### [Input for this task]
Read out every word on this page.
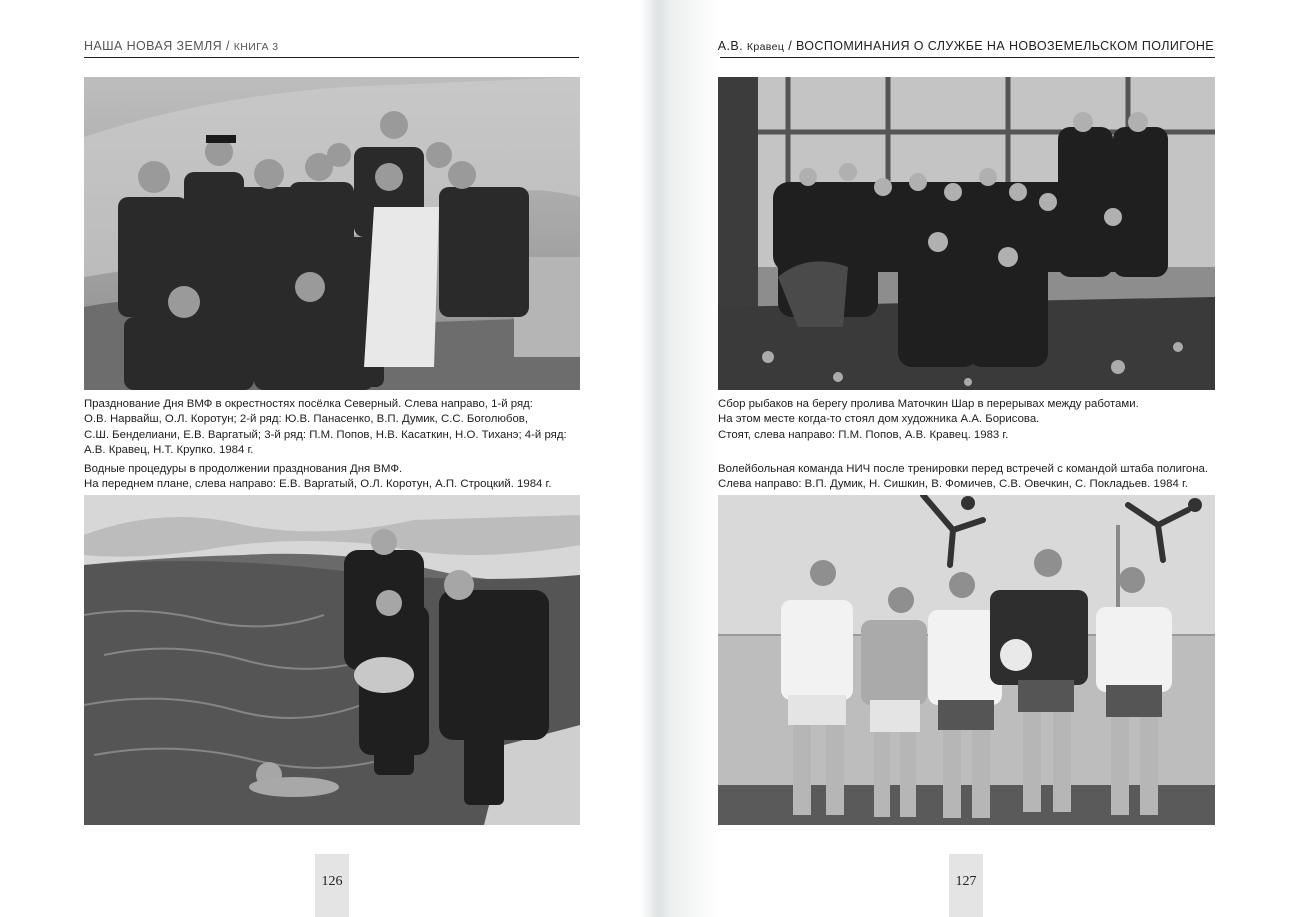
НАША НОВАЯ ЗЕМЛЯ / КНИГА 3	А.В. Кравец / ВОСПОМИНАНИЯ О СЛУЖБЕ НА НОВОЗЕМЕЛЬСКОМ ПОЛИГОНЕ
Празднование Дня ВМФ в окрестностях посёлка Северный. Слева направо, 1-й ряд:
О.В. Нарвайш, О.Л. Коротун; 2-й ряд: Ю.В. Панасенко, В.П. Думик, С.С. Боголюбов,
С.Ш. Бенделиани, Е.В. Варгатый; 3-й ряд: П.М. Попов, Н.В. Касаткин, Н.О. Тиханэ; 4-й ряд:
А.В. Кравец, Н.Т. Крупко. 1984 г.
Водные процедуры в продолжении празднования Дня ВМФ.
На переднем плане, слева направо: Е.В. Варгатый, О.Л. Коротун, А.П. Строцкий. 1984 г.
126
Сбор рыбаков на берегу пролива Маточкин Шар в перерывах между работами.
На этом месте когда-то стоял дом художника А.А. Борисова.
Стоят, слева направо: П.М. Попов, А.В. Кравец. 1983 г.
Волейбольная команда НИЧ после тренировки перед встречей с командой штаба полигона.
Слева направо: В.П. Думик, Н. Сишкин, В. Фомичев, С.В. Овечкин, С. Покладьев. 1984 г.
127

### [What you need to do]
Reproduce the full listing faithfully, but do not carry over any pictures.

### [Exercise response]
Read out every word on this page.
НАША НОВАЯ ЗЕМЛЯ / КНИГА 3	А.В. Кравец / ВОСПОМИНАНИЯ О СЛУЖБЕ НА НОВОЗЕМЕЛЬСКОМ ПОЛИГОНЕ
Празднование Дня ВМФ в окрестностях посёлка Северный. Слева направо, 1-й ряд:
О.В. Нарвайш, О.Л. Коротун; 2-й ряд: Ю.В. Панасенко, В.П. Думик, С.С. Боголюбов,
С.Ш. Бенделиани, Е.В. Варгатый; 3-й ряд: П.М. Попов, Н.В. Касаткин, Н.О. Тиханэ; 4-й ряд:
А.В. Кравец, Н.Т. Крупко. 1984 г.
Водные процедуры в продолжении празднования Дня ВМФ.
На переднем плане, слева направо: Е.В. Варгатый, О.Л. Коротун, А.П. Строцкий. 1984 г.
126
Сбор рыбаков на берегу пролива Маточкин Шар в перерывах между работами.
На этом месте когда-то стоял дом художника А.А. Борисова.
Стоят, слева направо: П.М. Попов, А.В. Кравец. 1983 г.
Волейбольная команда НИЧ после тренировки перед встречей с командой штаба полигона.
Слева направо: В.П. Думик, Н. Сишкин, В. Фомичев, С.В. Овечкин, С. Покладьев. 1984 г.
127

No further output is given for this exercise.